#### [What is expected]
Give an exact transcription of every line, dropping the images.

#### [Records to process]

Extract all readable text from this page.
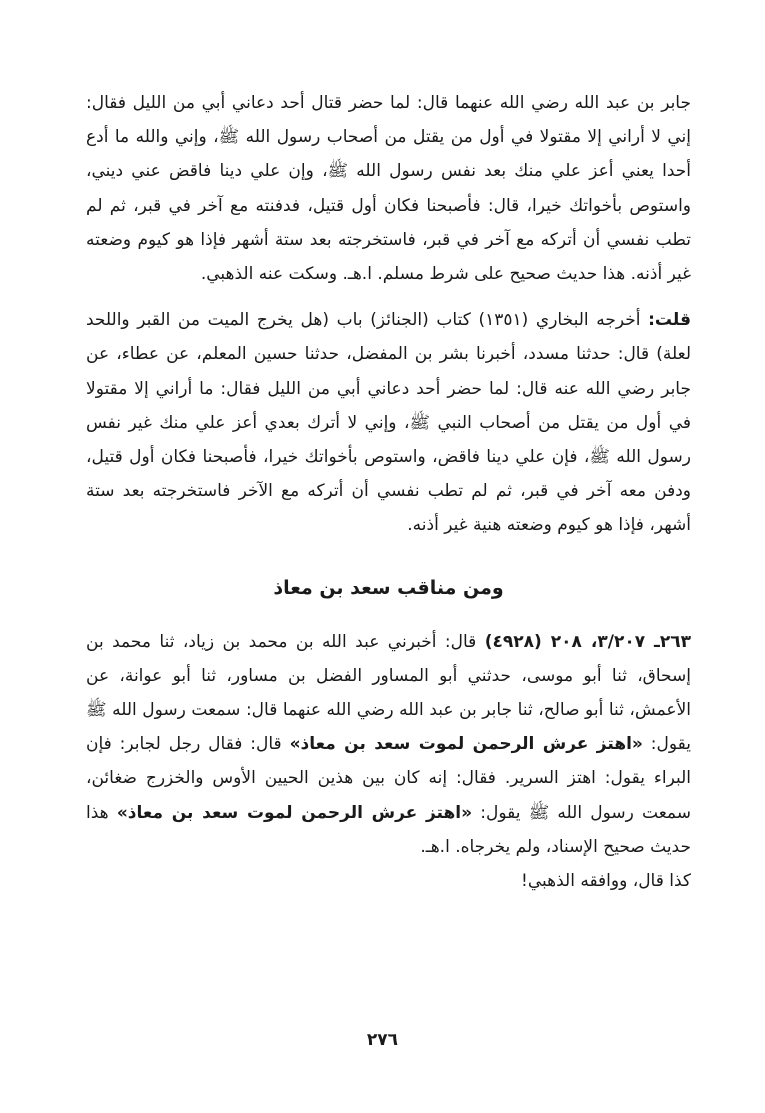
جابر بن عبد الله رضي الله عنهما قال: لما حضر قتال أحد دعاني أبي من الليل فقال: إني لا أراني إلا مقتولا في أول من يقتل من أصحاب رسول الله ﷺ، وإني والله ما أدع أحدا يعني أعز علي منك بعد نفس رسول الله ﷺ، وإن علي دينا فاقض عني ديني، واستوص بأخواتك خيرا، قال: فأصبحنا فكان أول قتيل، فدفنته مع آخر في قبر، ثم لم تطب نفسي أن أتركه مع آخر في قبر، فاستخرجته بعد ستة أشهر فإذا هو كيوم وضعته غير أذنه. هذا حديث صحيح على شرط مسلم. ا.هـ. وسكت عنه الذهبي.

قلت: أخرجه البخاري (١٣٥١) كتاب (الجنائز) باب (هل يخرج الميت من القبر واللحد لعلة) قال: حدثنا مسدد، أخبرنا بشر بن المفضل، حدثنا حسين المعلم، عن عطاء، عن جابر رضي الله عنه قال: لما حضر أحد دعاني أبي من الليل فقال: ما أراني إلا مقتولا في أول من يقتل من أصحاب النبي ﷺ، وإني لا أترك بعدي أعز علي منك غير نفس رسول الله ﷺ، فإن علي دينا فاقض، واستوص بأخواتك خيرا، فأصبحنا فكان أول قتيل، ودفن معه آخر في قبر، ثم لم تطب نفسي أن أتركه مع الآخر فاستخرجته بعد ستة أشهر، فإذا هو كيوم وضعته هنية غير أذنه.

ومن مناقب سعد بن معاذ

٢٦٣ـ ٣/٢٠٧، ٢٠٨ (٤٩٢٨) قال: أخبرني عبد الله بن محمد بن زياد، ثنا محمد بن إسحاق، ثنا أبو موسى، حدثني أبو المساور الفضل بن مساور، ثنا أبو عوانة، عن الأعمش، ثنا أبو صالح، ثنا جابر بن عبد الله رضي الله عنهما قال: سمعت رسول الله ﷺ يقول: «اهتز عرش الرحمن لموت سعد بن معاذ» قال: فقال رجل لجابر: فإن البراء يقول: اهتز السرير. فقال: إنه كان بين هذين الحيين الأوس والخزرج ضغائن، سمعت رسول الله ﷺ يقول: «اهتز عرش الرحمن لموت سعد بن معاذ» هذا حديث صحيح الإسناد، ولم يخرجاه. ا.هـ.

كذا قال، ووافقه الذهبي!

٢٧٦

#### [Result below]
Extract all readable text from this page.
جابر بن عبد الله رضي الله عنهما قال: لما حضر قتال أحد دعاني أبي من الليل فقال: إني لا أراني إلا مقتولا في أول من يقتل من أصحاب رسول الله ﷺ، وإني والله ما أدع أحدا يعني أعز علي منك بعد نفس رسول الله ﷺ، وإن علي دينا فاقض عني ديني، واستوص بأخواتك خيرا، قال: فأصبحنا فكان أول قتيل، فدفنته مع آخر في قبر، ثم لم تطب نفسي أن أتركه مع آخر في قبر، فاستخرجته بعد ستة أشهر فإذا هو كيوم وضعته غير أذنه. هذا حديث صحيح على شرط مسلم. ا.هـ. وسكت عنه الذهبي.

قلت: أخرجه البخاري (١٣٥١) كتاب (الجنائز) باب (هل يخرج الميت من القبر واللحد لعلة) قال: حدثنا مسدد، أخبرنا بشر بن المفضل، حدثنا حسين المعلم، عن عطاء، عن جابر رضي الله عنه قال: لما حضر أحد دعاني أبي من الليل فقال: ما أراني إلا مقتولا في أول من يقتل من أصحاب النبي ﷺ، وإني لا أترك بعدي أعز علي منك غير نفس رسول الله ﷺ، فإن علي دينا فاقض، واستوص بأخواتك خيرا، فأصبحنا فكان أول قتيل، ودفن معه آخر في قبر، ثم لم تطب نفسي أن أتركه مع الآخر فاستخرجته بعد ستة أشهر، فإذا هو كيوم وضعته هنية غير أذنه.

ومن مناقب سعد بن معاذ

٢٦٣ـ ٣/٢٠٧، ٢٠٨ (٤٩٢٨) قال: أخبرني عبد الله بن محمد بن زياد، ثنا محمد بن إسحاق، ثنا أبو موسى، حدثني أبو المساور الفضل بن مساور، ثنا أبو عوانة، عن الأعمش، ثنا أبو صالح، ثنا جابر بن عبد الله رضي الله عنهما قال: سمعت رسول الله ﷺ يقول: «اهتز عرش الرحمن لموت سعد بن معاذ» قال: فقال رجل لجابر: فإن البراء يقول: اهتز السرير. فقال: إنه كان بين هذين الحيين الأوس والخزرج ضغائن، سمعت رسول الله ﷺ يقول: «اهتز عرش الرحمن لموت سعد بن معاذ» هذا حديث صحيح الإسناد، ولم يخرجاه. ا.هـ.

كذا قال، ووافقه الذهبي!

٢٧٦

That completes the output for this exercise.